* _WRITTEN EXERCISE_
Pictures aside, write out every record exactly as it appears.
----
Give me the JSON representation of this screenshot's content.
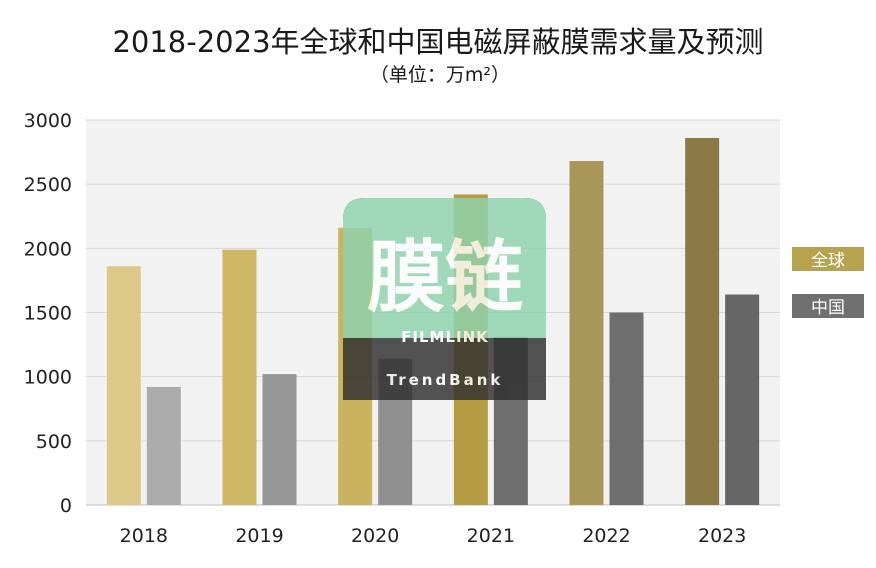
{
  "chart_data": {
    "type": "bar",
    "title": "2018-2023年全球和中国电磁屏蔽膜需求量及预测",
    "subtitle": "（单位：万m²）",
    "categories": [
      "2018",
      "2019",
      "2020",
      "2021",
      "2022",
      "2023"
    ],
    "yticks": [
      "0",
      "500",
      "1000",
      "1500",
      "2000",
      "2500",
      "3000"
    ],
    "ylim": [
      0,
      3000
    ],
    "grid": true,
    "legend_position": "right",
    "series": [
      {
        "name": "全球",
        "values": [
          1860,
          1990,
          2160,
          2420,
          2680,
          2860
        ],
        "colors": [
          "#DCC98A",
          "#CDB764",
          "#CAB35E",
          "#B59C42",
          "#A99659",
          "#8B7A45"
        ]
      },
      {
        "name": "中国",
        "values": [
          920,
          1020,
          1140,
          1310,
          1500,
          1640
        ],
        "colors": [
          "#ACACAC",
          "#969696",
          "#8F8F8F",
          "#6E6E6E",
          "#6E6E6E",
          "#666666"
        ]
      }
    ],
    "legend_colors": [
      "#B7A34F",
      "#707070"
    ]
  },
  "watermark": {
    "logo_text": "膜链",
    "brand": "FILMLINK",
    "sub_brand": "TrendBank",
    "top_color": "#8FD3AE",
    "bottom_color": "#2F2F2F"
  }
}
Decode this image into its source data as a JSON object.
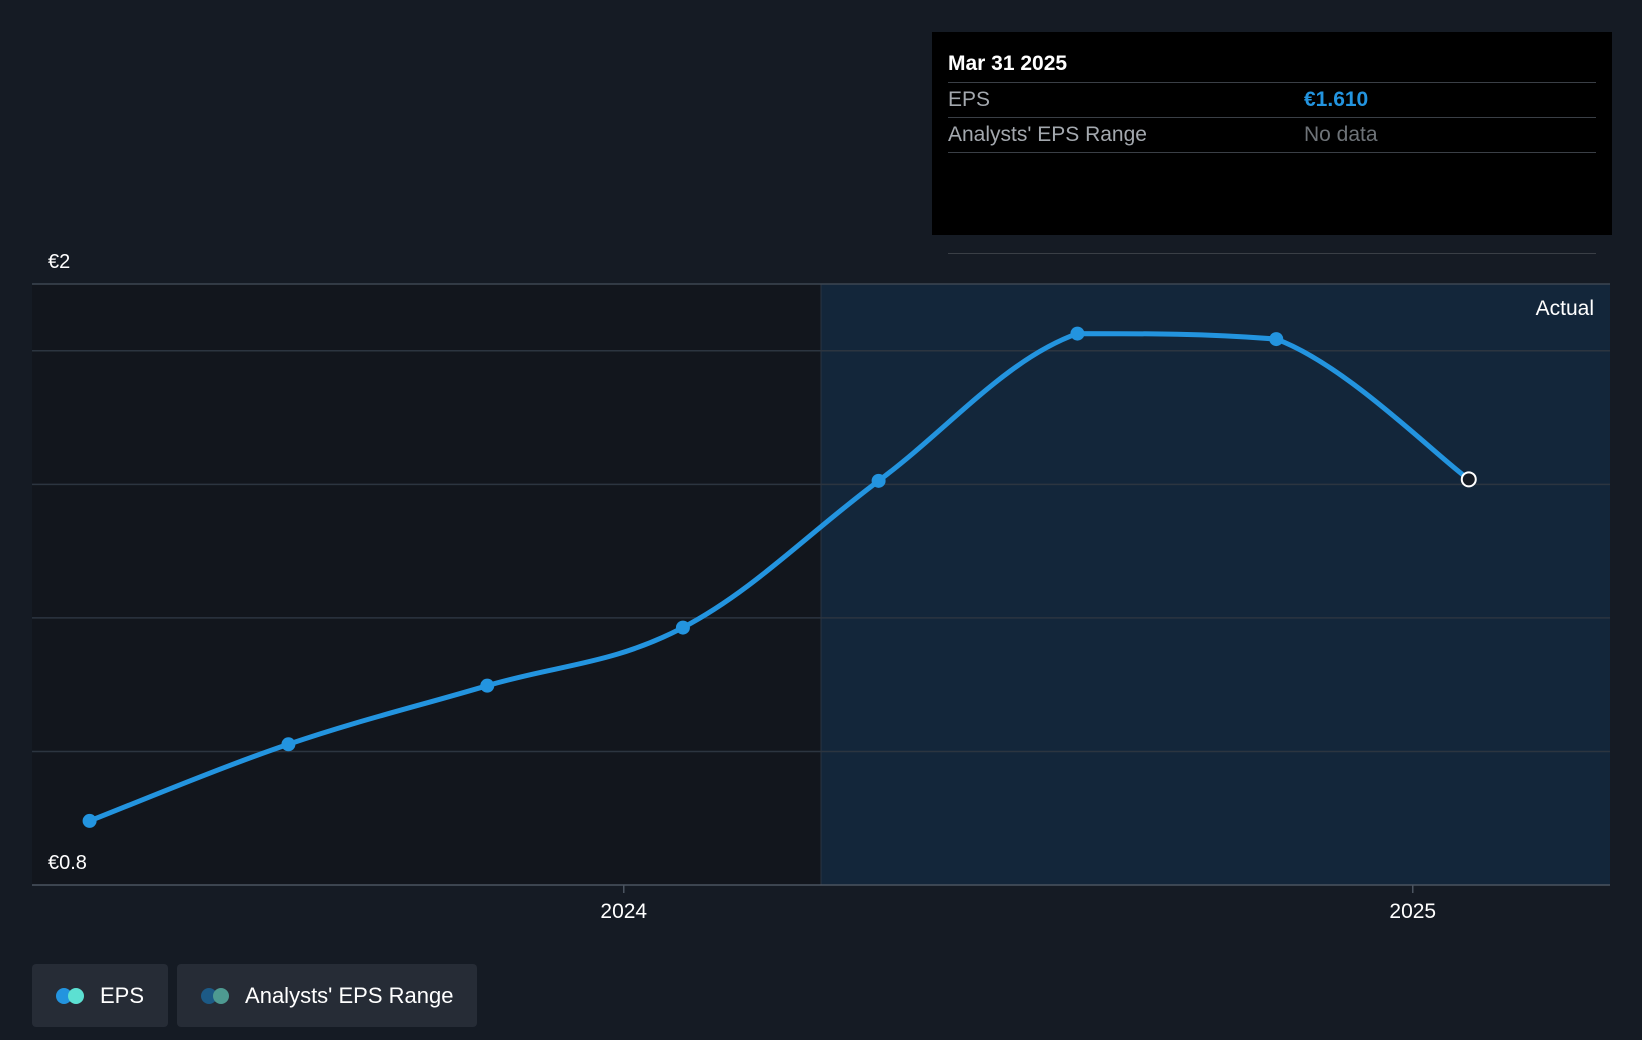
{
  "tooltip": {
    "date": "Mar 31 2025",
    "eps_label": "EPS",
    "eps_value": "€1.610",
    "range_label": "Analysts' EPS Range",
    "range_value": "No data"
  },
  "legend": {
    "eps_label": "EPS",
    "range_label": "Analysts' EPS Range"
  },
  "colors": {
    "background": "#151b24",
    "past_region": "#12161d",
    "actual_region": "#13263a",
    "line": "#2394df",
    "eps_dot_a": "#2394df",
    "eps_dot_b": "#5ce0d2",
    "range_dot_a": "#1c5a86",
    "range_dot_b": "#4e9a91"
  },
  "chart_data": {
    "type": "line",
    "title": "",
    "xlabel": "",
    "ylabel": "",
    "ylim": [
      0.8,
      2.0
    ],
    "xlim": [
      2023.25,
      2025.25
    ],
    "y_tick_labels": [
      "€2",
      "€0.8"
    ],
    "x_ticks": [
      2024,
      2025
    ],
    "x_tick_labels": [
      "2024",
      "2025"
    ],
    "actual_label": "Actual",
    "actual_region_start": 2024.25,
    "series": [
      {
        "name": "EPS",
        "points": [
          {
            "x": 2023.323,
            "y": 0.928
          },
          {
            "x": 2023.575,
            "y": 1.081
          },
          {
            "x": 2023.827,
            "y": 1.198
          },
          {
            "x": 2024.075,
            "y": 1.314
          },
          {
            "x": 2024.323,
            "y": 1.607
          },
          {
            "x": 2024.575,
            "y": 1.901
          },
          {
            "x": 2024.827,
            "y": 1.89
          },
          {
            "x": 2025.071,
            "y": 1.61
          }
        ]
      }
    ],
    "highlight_point": {
      "x": 2025.071,
      "y": 1.61,
      "label": "Mar 31 2025"
    }
  }
}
----
* _WRITTEN ANSWER_
Give me the JSON representation of this screenshot's content.
{
  "chart_data": {
    "type": "bar",
    "title": "2018-2023年全球和中国电磁屏蔽膜需求量及预测",
    "subtitle": "（单位：万m²）",
    "categories": [
      "2018",
      "2019",
      "2020",
      "2021",
      "2022",
      "2023"
    ],
    "yticks": [
      "0",
      "500",
      "1000",
      "1500",
      "2000",
      "2500",
      "3000"
    ],
    "ylim": [
      0,
      3000
    ],
    "grid": true,
    "legend_position": "right",
    "series": [
      {
        "name": "全球",
        "values": [
          1860,
          1990,
          2160,
          2420,
          2680,
          2860
        ],
        "colors": [
          "#DCC98A",
          "#CDB764",
          "#CAB35E",
          "#B59C42",
          "#A99659",
          "#8B7A45"
        ]
      },
      {
        "name": "中国",
        "values": [
          920,
          1020,
          1140,
          1310,
          1500,
          1640
        ],
        "colors": [
          "#ACACAC",
          "#969696",
          "#8F8F8F",
          "#6E6E6E",
          "#6E6E6E",
          "#666666"
        ]
      }
    ],
    "legend_colors": [
      "#B7A34F",
      "#707070"
    ]
  },
  "watermark": {
    "logo_text": "膜链",
    "brand": "FILMLINK",
    "sub_brand": "TrendBank",
    "top_color": "#8FD3AE",
    "bottom_color": "#2F2F2F"
  }
}
Decode this image into its source data as a JSON object.
{
  "tooltip": {
    "date": "Mar 31 2025",
    "eps_label": "EPS",
    "eps_value": "€1.610",
    "range_label": "Analysts' EPS Range",
    "range_value": "No data"
  },
  "legend": {
    "eps_label": "EPS",
    "range_label": "Analysts' EPS Range"
  },
  "colors": {
    "background": "#151b24",
    "past_region": "#12161d",
    "actual_region": "#13263a",
    "line": "#2394df",
    "eps_dot_a": "#2394df",
    "eps_dot_b": "#5ce0d2",
    "range_dot_a": "#1c5a86",
    "range_dot_b": "#4e9a91"
  },
  "chart_data": {
    "type": "line",
    "title": "",
    "xlabel": "",
    "ylabel": "",
    "ylim": [
      0.8,
      2.0
    ],
    "xlim": [
      2023.25,
      2025.25
    ],
    "y_tick_labels": [
      "€2",
      "€0.8"
    ],
    "x_ticks": [
      2024,
      2025
    ],
    "x_tick_labels": [
      "2024",
      "2025"
    ],
    "actual_label": "Actual",
    "actual_region_start": 2024.25,
    "series": [
      {
        "name": "EPS",
        "points": [
          {
            "x": 2023.323,
            "y": 0.928
          },
          {
            "x": 2023.575,
            "y": 1.081
          },
          {
            "x": 2023.827,
            "y": 1.198
          },
          {
            "x": 2024.075,
            "y": 1.314
          },
          {
            "x": 2024.323,
            "y": 1.607
          },
          {
            "x": 2024.575,
            "y": 1.901
          },
          {
            "x": 2024.827,
            "y": 1.89
          },
          {
            "x": 2025.071,
            "y": 1.61
          }
        ]
      }
    ],
    "highlight_point": {
      "x": 2025.071,
      "y": 1.61,
      "label": "Mar 31 2025"
    }
  }
}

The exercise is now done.